[Data entries]
>> Start
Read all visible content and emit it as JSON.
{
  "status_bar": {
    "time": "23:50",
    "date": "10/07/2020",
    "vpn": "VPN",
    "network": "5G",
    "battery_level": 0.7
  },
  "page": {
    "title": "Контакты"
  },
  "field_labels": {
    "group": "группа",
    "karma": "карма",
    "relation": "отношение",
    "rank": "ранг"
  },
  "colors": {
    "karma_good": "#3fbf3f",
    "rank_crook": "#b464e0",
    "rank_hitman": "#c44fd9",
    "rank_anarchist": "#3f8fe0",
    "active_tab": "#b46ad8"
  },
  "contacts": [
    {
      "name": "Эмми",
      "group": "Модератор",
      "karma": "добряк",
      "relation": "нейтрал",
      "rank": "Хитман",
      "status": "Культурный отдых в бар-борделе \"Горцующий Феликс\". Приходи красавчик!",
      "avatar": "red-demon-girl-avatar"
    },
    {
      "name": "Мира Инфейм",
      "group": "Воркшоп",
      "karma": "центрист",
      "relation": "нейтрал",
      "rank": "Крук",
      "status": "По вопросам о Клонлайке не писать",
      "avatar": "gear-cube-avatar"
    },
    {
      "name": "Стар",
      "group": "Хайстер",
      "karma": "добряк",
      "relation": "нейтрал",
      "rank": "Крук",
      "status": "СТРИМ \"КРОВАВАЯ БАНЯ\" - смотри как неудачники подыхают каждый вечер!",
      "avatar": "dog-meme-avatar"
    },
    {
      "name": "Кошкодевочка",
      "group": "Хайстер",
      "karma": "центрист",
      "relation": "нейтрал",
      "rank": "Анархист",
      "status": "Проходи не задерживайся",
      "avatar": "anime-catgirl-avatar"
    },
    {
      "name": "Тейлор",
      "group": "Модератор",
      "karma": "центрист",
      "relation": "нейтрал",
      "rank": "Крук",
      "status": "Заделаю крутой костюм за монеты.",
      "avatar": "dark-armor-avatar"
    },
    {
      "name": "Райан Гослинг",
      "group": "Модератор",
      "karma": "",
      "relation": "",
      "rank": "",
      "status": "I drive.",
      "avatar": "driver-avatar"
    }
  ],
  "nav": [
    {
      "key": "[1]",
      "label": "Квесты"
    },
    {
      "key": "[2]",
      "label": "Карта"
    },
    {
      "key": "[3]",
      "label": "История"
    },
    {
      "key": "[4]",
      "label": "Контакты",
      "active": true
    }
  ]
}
>> End
# WORK TO COMPLETE:
Would you write down every record again, exactly?

# EXPECTED OUTPUT:
Read all visible content and emit it as JSON.
{
  "status_bar": {
    "time": "23:50",
    "date": "10/07/2020",
    "vpn": "VPN",
    "network": "5G",
    "battery_level": 0.7
  },
  "page": {
    "title": "Контакты"
  },
  "field_labels": {
    "group": "группа",
    "karma": "карма",
    "relation": "отношение",
    "rank": "ранг"
  },
  "colors": {
    "karma_good": "#3fbf3f",
    "rank_crook": "#b464e0",
    "rank_hitman": "#c44fd9",
    "rank_anarchist": "#3f8fe0",
    "active_tab": "#b46ad8"
  },
  "contacts": [
    {
      "name": "Эмми",
      "group": "Модератор",
      "karma": "добряк",
      "relation": "нейтрал",
      "rank": "Хитман",
      "status": "Культурный отдых в бар-борделе \"Горцующий Феликс\". Приходи красавчик!",
      "avatar": "red-demon-girl-avatar"
    },
    {
      "name": "Мира Инфейм",
      "group": "Воркшоп",
      "karma": "центрист",
      "relation": "нейтрал",
      "rank": "Крук",
      "status": "По вопросам о Клонлайке не писать",
      "avatar": "gear-cube-avatar"
    },
    {
      "name": "Стар",
      "group": "Хайстер",
      "karma": "добряк",
      "relation": "нейтрал",
      "rank": "Крук",
      "status": "СТРИМ \"КРОВАВАЯ БАНЯ\" - смотри как неудачники подыхают каждый вечер!",
      "avatar": "dog-meme-avatar"
    },
    {
      "name": "Кошкодевочка",
      "group": "Хайстер",
      "karma": "центрист",
      "relation": "нейтрал",
      "rank": "Анархист",
      "status": "Проходи не задерживайся",
      "avatar": "anime-catgirl-avatar"
    },
    {
      "name": "Тейлор",
      "group": "Модератор",
      "karma": "центрист",
      "relation": "нейтрал",
      "rank": "Крук",
      "status": "Заделаю крутой костюм за монеты.",
      "avatar": "dark-armor-avatar"
    },
    {
      "name": "Райан Гослинг",
      "group": "Модератор",
      "karma": "",
      "relation": "",
      "rank": "",
      "status": "I drive.",
      "avatar": "driver-avatar"
    }
  ],
  "nav": [
    {
      "key": "[1]",
      "label": "Квесты"
    },
    {
      "key": "[2]",
      "label": "Карта"
    },
    {
      "key": "[3]",
      "label": "История"
    },
    {
      "key": "[4]",
      "label": "Контакты",
      "active": true
    }
  ]
}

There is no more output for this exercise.